What follows are records. Restate all of them word for word.

Stored data
....................
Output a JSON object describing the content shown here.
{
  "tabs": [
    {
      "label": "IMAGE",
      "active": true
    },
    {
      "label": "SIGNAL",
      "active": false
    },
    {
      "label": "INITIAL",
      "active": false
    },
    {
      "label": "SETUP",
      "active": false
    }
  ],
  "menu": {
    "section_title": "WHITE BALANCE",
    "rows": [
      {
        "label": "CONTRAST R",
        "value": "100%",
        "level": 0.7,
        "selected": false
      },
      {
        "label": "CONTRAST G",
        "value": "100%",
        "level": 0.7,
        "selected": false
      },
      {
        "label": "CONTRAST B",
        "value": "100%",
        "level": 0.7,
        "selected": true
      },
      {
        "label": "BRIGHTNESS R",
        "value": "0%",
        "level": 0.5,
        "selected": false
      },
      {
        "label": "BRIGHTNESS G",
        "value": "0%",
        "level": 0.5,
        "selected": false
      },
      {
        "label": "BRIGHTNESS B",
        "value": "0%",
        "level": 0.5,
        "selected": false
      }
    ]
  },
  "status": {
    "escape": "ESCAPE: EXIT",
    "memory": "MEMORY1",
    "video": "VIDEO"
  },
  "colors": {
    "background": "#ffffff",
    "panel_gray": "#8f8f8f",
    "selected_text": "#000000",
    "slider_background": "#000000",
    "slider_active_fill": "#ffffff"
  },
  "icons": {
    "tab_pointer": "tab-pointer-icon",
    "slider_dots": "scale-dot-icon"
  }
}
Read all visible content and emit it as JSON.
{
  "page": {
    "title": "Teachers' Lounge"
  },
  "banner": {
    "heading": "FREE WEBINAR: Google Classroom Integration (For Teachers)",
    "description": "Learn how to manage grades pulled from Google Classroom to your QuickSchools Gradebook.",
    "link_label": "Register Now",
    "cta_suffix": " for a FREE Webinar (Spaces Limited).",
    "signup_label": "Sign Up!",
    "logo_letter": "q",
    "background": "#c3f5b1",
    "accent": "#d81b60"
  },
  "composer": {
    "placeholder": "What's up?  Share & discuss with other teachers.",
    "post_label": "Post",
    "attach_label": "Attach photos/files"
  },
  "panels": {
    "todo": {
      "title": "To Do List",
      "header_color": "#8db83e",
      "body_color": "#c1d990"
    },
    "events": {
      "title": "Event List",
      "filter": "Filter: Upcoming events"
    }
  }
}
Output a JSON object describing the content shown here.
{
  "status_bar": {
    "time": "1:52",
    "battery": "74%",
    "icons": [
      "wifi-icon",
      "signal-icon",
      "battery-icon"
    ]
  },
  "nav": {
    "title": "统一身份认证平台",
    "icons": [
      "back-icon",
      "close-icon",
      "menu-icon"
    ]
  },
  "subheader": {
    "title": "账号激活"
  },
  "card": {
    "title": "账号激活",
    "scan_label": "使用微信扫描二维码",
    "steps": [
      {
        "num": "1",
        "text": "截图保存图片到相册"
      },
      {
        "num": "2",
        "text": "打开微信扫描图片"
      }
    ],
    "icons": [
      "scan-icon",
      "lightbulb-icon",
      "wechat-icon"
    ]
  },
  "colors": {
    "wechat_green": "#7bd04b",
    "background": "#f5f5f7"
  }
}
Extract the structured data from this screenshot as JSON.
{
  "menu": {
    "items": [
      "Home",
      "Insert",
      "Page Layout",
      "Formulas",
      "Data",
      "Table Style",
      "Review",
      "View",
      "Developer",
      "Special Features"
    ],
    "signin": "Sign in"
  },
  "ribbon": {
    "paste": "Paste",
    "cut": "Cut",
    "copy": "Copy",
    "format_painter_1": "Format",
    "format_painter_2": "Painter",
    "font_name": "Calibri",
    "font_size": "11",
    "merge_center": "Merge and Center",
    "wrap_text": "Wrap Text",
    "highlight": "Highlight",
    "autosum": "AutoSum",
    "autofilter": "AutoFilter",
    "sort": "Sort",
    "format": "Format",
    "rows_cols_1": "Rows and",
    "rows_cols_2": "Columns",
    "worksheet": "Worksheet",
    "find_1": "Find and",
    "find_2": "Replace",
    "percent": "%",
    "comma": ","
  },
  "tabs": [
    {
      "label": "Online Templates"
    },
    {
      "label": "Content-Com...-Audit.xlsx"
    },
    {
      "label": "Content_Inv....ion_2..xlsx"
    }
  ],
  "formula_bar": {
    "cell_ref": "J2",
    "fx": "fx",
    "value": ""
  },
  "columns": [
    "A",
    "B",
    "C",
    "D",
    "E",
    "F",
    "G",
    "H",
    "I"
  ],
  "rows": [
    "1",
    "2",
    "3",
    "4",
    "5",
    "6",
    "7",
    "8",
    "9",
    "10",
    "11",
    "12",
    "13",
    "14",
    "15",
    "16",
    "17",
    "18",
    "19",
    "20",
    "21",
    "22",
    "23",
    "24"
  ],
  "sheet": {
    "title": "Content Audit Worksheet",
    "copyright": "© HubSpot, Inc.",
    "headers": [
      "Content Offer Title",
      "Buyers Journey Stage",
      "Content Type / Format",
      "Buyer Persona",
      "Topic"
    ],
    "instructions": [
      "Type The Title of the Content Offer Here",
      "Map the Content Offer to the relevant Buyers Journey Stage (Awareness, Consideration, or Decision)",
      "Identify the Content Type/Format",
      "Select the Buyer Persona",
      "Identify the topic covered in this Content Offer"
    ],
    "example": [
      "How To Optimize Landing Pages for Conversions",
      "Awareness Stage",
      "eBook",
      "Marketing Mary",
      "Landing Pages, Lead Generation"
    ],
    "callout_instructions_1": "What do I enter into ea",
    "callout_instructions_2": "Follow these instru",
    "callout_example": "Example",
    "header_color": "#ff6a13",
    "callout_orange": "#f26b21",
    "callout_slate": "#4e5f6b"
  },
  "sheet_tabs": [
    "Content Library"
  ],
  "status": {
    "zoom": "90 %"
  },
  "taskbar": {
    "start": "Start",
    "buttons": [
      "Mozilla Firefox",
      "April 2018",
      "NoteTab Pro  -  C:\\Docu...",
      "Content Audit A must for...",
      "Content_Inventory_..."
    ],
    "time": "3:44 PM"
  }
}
....................
§ **Task answer**:
Output a JSON object describing the content shown here.
{
  "tabs": [
    {
      "label": "IMAGE",
      "active": true
    },
    {
      "label": "SIGNAL",
      "active": false
    },
    {
      "label": "INITIAL",
      "active": false
    },
    {
      "label": "SETUP",
      "active": false
    }
  ],
  "menu": {
    "section_title": "WHITE BALANCE",
    "rows": [
      {
        "label": "CONTRAST R",
        "value": "100%",
        "level": 0.7,
        "selected": false
      },
      {
        "label": "CONTRAST G",
        "value": "100%",
        "level": 0.7,
        "selected": false
      },
      {
        "label": "CONTRAST B",
        "value": "100%",
        "level": 0.7,
        "selected": true
      },
      {
        "label": "BRIGHTNESS R",
        "value": "0%",
        "level": 0.5,
        "selected": false
      },
      {
        "label": "BRIGHTNESS G",
        "value": "0%",
        "level": 0.5,
        "selected": false
      },
      {
        "label": "BRIGHTNESS B",
        "value": "0%",
        "level": 0.5,
        "selected": false
      }
    ]
  },
  "status": {
    "escape": "ESCAPE: EXIT",
    "memory": "MEMORY1",
    "video": "VIDEO"
  },
  "colors": {
    "background": "#ffffff",
    "panel_gray": "#8f8f8f",
    "selected_text": "#000000",
    "slider_background": "#000000",
    "slider_active_fill": "#ffffff"
  },
  "icons": {
    "tab_pointer": "tab-pointer-icon",
    "slider_dots": "scale-dot-icon"
  }
}
Read all visible content and emit it as JSON.
{
  "page": {
    "title": "Teachers' Lounge"
  },
  "banner": {
    "heading": "FREE WEBINAR: Google Classroom Integration (For Teachers)",
    "description": "Learn how to manage grades pulled from Google Classroom to your QuickSchools Gradebook.",
    "link_label": "Register Now",
    "cta_suffix": " for a FREE Webinar (Spaces Limited).",
    "signup_label": "Sign Up!",
    "logo_letter": "q",
    "background": "#c3f5b1",
    "accent": "#d81b60"
  },
  "composer": {
    "placeholder": "What's up?  Share & discuss with other teachers.",
    "post_label": "Post",
    "attach_label": "Attach photos/files"
  },
  "panels": {
    "todo": {
      "title": "To Do List",
      "header_color": "#8db83e",
      "body_color": "#c1d990"
    },
    "events": {
      "title": "Event List",
      "filter": "Filter: Upcoming events"
    }
  }
}
Output a JSON object describing the content shown here.
{
  "status_bar": {
    "time": "1:52",
    "battery": "74%",
    "icons": [
      "wifi-icon",
      "signal-icon",
      "battery-icon"
    ]
  },
  "nav": {
    "title": "统一身份认证平台",
    "icons": [
      "back-icon",
      "close-icon",
      "menu-icon"
    ]
  },
  "subheader": {
    "title": "账号激活"
  },
  "card": {
    "title": "账号激活",
    "scan_label": "使用微信扫描二维码",
    "steps": [
      {
        "num": "1",
        "text": "截图保存图片到相册"
      },
      {
        "num": "2",
        "text": "打开微信扫描图片"
      }
    ],
    "icons": [
      "scan-icon",
      "lightbulb-icon",
      "wechat-icon"
    ]
  },
  "colors": {
    "wechat_green": "#7bd04b",
    "background": "#f5f5f7"
  }
}
Extract the structured data from this screenshot as JSON.
{
  "menu": {
    "items": [
      "Home",
      "Insert",
      "Page Layout",
      "Formulas",
      "Data",
      "Table Style",
      "Review",
      "View",
      "Developer",
      "Special Features"
    ],
    "signin": "Sign in"
  },
  "ribbon": {
    "paste": "Paste",
    "cut": "Cut",
    "copy": "Copy",
    "format_painter_1": "Format",
    "format_painter_2": "Painter",
    "font_name": "Calibri",
    "font_size": "11",
    "merge_center": "Merge and Center",
    "wrap_text": "Wrap Text",
    "highlight": "Highlight",
    "autosum": "AutoSum",
    "autofilter": "AutoFilter",
    "sort": "Sort",
    "format": "Format",
    "rows_cols_1": "Rows and",
    "rows_cols_2": "Columns",
    "worksheet": "Worksheet",
    "find_1": "Find and",
    "find_2": "Replace",
    "percent": "%",
    "comma": ","
  },
  "tabs": [
    {
      "label": "Online Templates"
    },
    {
      "label": "Content-Com...-Audit.xlsx"
    },
    {
      "label": "Content_Inv....ion_2..xlsx"
    }
  ],
  "formula_bar": {
    "cell_ref": "J2",
    "fx": "fx",
    "value": ""
  },
  "columns": [
    "A",
    "B",
    "C",
    "D",
    "E",
    "F",
    "G",
    "H",
    "I"
  ],
  "rows": [
    "1",
    "2",
    "3",
    "4",
    "5",
    "6",
    "7",
    "8",
    "9",
    "10",
    "11",
    "12",
    "13",
    "14",
    "15",
    "16",
    "17",
    "18",
    "19",
    "20",
    "21",
    "22",
    "23",
    "24"
  ],
  "sheet": {
    "title": "Content Audit Worksheet",
    "copyright": "© HubSpot, Inc.",
    "headers": [
      "Content Offer Title",
      "Buyers Journey Stage",
      "Content Type / Format",
      "Buyer Persona",
      "Topic"
    ],
    "instructions": [
      "Type The Title of the Content Offer Here",
      "Map the Content Offer to the relevant Buyers Journey Stage (Awareness, Consideration, or Decision)",
      "Identify the Content Type/Format",
      "Select the Buyer Persona",
      "Identify the topic covered in this Content Offer"
    ],
    "example": [
      "How To Optimize Landing Pages for Conversions",
      "Awareness Stage",
      "eBook",
      "Marketing Mary",
      "Landing Pages, Lead Generation"
    ],
    "callout_instructions_1": "What do I enter into ea",
    "callout_instructions_2": "Follow these instru",
    "callout_example": "Example",
    "header_color": "#ff6a13",
    "callout_orange": "#f26b21",
    "callout_slate": "#4e5f6b"
  },
  "sheet_tabs": [
    "Content Library"
  ],
  "status": {
    "zoom": "90 %"
  },
  "taskbar": {
    "start": "Start",
    "buttons": [
      "Mozilla Firefox",
      "April 2018",
      "NoteTab Pro  -  C:\\Docu...",
      "Content Audit A must for...",
      "Content_Inventory_..."
    ],
    "time": "3:44 PM"
  }
}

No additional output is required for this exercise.